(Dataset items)
━━━━━━━━
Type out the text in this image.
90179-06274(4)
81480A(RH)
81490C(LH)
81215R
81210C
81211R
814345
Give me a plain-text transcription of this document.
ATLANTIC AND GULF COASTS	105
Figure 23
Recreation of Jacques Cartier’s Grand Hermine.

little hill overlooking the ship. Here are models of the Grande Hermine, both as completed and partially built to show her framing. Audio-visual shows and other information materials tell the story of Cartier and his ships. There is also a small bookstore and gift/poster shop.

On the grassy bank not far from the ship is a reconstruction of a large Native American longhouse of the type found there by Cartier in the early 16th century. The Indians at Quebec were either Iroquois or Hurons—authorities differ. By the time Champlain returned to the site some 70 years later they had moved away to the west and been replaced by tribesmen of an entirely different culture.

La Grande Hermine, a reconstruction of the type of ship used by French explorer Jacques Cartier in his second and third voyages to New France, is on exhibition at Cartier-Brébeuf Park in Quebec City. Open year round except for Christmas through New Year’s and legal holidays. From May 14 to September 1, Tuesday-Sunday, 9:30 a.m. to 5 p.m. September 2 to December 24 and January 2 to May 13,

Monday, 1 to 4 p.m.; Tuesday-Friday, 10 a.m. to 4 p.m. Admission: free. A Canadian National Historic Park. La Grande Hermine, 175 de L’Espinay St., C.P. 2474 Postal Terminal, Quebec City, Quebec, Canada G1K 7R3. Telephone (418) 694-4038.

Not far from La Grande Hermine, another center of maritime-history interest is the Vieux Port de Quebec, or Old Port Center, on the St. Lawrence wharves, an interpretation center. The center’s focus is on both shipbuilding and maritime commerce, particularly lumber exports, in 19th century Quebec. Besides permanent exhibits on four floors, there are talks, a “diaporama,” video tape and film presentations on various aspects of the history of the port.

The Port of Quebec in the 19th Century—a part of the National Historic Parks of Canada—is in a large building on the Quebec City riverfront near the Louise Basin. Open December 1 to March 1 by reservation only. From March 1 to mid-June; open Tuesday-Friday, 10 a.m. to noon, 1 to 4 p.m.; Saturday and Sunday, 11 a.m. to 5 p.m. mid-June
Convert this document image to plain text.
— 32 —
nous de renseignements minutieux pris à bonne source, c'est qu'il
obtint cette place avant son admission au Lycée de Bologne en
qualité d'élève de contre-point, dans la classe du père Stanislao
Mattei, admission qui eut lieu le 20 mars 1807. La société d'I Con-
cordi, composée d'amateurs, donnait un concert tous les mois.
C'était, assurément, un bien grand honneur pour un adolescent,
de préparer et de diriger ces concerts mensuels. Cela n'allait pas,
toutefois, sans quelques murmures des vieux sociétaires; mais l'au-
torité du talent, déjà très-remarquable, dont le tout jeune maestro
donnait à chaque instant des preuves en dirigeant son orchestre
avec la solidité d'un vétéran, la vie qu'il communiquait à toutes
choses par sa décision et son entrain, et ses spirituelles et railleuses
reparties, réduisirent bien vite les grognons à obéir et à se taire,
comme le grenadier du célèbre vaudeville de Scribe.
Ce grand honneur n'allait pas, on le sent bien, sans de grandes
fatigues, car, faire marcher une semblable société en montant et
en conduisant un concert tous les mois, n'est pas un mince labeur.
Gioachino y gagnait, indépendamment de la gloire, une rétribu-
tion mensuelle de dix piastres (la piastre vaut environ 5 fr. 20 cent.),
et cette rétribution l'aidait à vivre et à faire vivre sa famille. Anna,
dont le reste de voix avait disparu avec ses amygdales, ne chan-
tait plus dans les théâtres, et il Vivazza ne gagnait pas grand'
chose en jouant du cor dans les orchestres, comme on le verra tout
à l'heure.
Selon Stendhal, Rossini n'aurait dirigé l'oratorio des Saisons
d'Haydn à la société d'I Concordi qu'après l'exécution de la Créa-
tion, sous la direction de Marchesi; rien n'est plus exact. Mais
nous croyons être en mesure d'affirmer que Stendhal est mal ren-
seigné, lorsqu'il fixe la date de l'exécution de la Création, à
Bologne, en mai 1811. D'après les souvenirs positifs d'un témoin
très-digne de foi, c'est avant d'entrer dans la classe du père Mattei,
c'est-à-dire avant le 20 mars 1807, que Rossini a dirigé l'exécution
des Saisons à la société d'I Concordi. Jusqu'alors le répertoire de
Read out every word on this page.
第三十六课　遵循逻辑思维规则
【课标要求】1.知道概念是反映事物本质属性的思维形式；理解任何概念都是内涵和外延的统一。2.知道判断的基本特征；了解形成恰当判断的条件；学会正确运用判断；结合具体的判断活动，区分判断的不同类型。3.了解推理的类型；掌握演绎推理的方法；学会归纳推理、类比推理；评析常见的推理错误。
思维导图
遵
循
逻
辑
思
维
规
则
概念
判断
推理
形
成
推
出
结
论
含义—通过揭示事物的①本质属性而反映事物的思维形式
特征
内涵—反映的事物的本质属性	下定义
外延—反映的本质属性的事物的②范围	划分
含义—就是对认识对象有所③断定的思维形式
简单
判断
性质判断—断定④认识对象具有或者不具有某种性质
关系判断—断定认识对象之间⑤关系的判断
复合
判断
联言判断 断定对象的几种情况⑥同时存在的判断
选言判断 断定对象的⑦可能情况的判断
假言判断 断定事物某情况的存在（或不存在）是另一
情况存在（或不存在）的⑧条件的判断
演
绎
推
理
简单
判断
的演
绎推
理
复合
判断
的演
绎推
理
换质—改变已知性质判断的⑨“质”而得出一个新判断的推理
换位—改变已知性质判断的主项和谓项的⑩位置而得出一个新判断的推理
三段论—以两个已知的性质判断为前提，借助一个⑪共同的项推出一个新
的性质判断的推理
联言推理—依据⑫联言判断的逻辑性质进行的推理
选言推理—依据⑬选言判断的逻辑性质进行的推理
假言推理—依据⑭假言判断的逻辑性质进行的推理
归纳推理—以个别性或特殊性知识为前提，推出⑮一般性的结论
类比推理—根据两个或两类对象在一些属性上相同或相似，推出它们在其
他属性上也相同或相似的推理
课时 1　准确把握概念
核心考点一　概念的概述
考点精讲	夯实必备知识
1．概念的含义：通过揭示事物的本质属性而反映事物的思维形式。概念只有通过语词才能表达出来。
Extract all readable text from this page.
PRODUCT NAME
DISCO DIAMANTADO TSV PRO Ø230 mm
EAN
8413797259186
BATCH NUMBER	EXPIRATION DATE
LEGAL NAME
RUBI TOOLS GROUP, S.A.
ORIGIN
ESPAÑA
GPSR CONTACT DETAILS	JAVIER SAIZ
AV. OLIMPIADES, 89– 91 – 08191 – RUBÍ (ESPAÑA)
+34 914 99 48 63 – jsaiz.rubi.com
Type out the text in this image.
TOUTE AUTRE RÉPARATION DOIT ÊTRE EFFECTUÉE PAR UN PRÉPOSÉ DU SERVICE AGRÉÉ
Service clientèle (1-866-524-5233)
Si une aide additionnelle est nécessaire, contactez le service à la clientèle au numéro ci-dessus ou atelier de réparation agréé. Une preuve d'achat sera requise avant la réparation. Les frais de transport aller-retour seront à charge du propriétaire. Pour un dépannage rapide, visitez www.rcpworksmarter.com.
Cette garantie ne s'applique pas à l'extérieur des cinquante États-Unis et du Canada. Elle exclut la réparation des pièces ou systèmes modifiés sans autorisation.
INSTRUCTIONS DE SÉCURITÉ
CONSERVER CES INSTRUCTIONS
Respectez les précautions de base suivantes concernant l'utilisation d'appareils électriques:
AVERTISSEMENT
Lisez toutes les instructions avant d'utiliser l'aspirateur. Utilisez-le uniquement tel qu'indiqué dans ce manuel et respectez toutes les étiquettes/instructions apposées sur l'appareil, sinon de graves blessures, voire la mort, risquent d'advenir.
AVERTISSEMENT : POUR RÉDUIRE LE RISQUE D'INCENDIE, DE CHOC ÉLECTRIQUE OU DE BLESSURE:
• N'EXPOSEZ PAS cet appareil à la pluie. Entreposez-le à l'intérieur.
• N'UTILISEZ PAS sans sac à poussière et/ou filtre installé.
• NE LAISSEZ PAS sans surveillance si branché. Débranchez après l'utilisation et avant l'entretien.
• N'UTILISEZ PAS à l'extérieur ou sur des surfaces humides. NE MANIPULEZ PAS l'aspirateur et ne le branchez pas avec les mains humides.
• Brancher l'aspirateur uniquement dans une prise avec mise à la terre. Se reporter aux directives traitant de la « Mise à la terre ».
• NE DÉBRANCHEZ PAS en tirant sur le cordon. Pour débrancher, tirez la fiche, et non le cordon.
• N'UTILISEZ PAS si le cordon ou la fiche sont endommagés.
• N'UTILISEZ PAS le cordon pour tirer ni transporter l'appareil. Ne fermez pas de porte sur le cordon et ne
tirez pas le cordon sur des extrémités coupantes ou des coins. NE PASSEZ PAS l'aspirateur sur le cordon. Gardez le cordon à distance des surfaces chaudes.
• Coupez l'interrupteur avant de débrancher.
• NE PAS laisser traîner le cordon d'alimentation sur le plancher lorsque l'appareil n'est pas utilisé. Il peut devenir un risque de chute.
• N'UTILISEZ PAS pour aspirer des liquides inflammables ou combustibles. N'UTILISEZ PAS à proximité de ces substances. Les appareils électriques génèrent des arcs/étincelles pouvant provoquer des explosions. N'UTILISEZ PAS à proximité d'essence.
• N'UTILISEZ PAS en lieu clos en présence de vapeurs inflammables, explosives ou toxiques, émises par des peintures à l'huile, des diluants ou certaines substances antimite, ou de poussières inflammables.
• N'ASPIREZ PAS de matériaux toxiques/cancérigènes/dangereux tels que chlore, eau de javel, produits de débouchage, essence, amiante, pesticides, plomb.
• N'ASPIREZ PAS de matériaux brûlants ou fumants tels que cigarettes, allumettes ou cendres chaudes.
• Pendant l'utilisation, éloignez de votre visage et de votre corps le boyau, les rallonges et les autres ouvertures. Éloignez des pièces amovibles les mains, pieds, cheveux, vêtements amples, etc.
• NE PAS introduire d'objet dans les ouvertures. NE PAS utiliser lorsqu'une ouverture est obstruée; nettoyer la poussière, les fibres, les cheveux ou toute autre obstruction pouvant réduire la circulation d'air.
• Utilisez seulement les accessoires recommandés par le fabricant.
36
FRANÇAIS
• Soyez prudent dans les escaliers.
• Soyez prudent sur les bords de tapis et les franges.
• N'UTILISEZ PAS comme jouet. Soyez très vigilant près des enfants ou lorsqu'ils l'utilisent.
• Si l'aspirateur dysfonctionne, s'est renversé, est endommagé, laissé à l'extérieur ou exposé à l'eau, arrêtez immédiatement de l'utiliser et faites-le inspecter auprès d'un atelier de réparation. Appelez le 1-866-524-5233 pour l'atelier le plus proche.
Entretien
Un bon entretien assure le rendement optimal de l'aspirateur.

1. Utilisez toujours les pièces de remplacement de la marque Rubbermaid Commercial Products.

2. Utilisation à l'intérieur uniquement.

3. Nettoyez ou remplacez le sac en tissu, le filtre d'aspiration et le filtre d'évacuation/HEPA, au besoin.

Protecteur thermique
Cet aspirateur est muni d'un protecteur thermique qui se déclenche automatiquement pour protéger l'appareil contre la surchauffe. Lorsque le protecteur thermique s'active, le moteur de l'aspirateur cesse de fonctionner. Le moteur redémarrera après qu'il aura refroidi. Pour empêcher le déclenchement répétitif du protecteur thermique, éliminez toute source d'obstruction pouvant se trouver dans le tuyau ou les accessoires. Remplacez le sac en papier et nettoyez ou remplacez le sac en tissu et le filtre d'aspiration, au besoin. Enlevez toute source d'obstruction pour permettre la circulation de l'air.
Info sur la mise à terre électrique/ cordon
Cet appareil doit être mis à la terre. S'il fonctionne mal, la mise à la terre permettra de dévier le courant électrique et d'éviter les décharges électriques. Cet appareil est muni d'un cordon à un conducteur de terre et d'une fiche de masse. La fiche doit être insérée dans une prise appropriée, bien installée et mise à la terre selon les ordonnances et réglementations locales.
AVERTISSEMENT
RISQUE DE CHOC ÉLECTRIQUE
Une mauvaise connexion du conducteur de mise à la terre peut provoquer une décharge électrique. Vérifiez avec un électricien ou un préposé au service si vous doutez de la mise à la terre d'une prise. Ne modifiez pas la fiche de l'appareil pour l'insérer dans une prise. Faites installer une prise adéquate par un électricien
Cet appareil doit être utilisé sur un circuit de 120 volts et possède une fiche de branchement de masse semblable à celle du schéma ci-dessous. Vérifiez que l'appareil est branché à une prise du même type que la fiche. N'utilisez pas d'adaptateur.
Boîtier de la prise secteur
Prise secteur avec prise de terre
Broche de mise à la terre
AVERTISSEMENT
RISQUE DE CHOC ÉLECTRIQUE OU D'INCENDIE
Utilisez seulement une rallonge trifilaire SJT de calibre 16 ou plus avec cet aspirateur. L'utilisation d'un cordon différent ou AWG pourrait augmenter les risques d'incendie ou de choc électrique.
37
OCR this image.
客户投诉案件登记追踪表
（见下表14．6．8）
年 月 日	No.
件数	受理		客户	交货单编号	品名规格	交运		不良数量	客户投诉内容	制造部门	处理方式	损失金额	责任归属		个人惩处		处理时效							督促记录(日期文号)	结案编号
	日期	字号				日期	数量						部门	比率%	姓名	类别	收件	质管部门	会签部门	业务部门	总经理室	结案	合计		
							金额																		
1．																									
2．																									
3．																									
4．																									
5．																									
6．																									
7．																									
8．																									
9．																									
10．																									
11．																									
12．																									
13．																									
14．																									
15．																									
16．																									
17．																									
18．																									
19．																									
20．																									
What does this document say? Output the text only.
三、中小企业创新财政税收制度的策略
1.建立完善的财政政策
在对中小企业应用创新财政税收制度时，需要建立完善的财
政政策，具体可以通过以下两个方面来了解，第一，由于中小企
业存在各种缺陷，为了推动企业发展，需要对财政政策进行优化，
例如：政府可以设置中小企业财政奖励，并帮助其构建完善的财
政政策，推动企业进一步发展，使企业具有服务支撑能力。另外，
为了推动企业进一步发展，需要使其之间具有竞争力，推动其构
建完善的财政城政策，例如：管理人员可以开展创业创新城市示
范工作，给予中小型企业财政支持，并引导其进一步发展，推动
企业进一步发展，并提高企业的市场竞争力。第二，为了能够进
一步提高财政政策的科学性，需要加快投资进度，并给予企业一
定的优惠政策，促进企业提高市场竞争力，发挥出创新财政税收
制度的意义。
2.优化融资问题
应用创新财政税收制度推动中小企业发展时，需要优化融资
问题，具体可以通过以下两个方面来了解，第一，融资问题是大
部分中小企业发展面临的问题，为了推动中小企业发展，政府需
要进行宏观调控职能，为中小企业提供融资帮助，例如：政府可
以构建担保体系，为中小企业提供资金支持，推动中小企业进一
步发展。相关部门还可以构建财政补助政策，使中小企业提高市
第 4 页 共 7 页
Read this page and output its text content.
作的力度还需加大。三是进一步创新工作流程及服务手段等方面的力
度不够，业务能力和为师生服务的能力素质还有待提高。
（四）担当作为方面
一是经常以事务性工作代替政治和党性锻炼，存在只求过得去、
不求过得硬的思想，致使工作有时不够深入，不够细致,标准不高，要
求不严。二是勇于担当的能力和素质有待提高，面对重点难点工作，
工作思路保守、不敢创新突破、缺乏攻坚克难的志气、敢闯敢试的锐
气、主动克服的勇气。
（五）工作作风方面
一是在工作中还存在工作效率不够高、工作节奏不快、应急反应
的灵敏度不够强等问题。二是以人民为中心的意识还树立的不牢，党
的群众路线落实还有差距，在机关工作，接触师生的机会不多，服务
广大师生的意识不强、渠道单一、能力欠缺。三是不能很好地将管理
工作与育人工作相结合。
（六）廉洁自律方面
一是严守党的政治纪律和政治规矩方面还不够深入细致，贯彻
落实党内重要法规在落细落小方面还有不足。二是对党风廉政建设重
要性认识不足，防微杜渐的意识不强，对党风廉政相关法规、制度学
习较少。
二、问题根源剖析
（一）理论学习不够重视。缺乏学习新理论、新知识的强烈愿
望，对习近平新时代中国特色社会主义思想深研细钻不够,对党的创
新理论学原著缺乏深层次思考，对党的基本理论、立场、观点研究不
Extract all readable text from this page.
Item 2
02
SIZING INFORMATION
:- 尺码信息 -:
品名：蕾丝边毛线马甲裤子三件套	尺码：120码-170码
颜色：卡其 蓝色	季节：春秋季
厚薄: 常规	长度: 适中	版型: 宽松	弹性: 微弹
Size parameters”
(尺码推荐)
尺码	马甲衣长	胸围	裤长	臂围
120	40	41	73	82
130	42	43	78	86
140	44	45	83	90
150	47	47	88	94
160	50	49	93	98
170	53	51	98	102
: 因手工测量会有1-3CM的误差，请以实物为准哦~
━━━━━━━━
Look through the listing above. Pick out each line with "document" and copy it.

Give me a plain-text transcription of this document.
Convert this document image to plain text.
What does this document say? Output the text only.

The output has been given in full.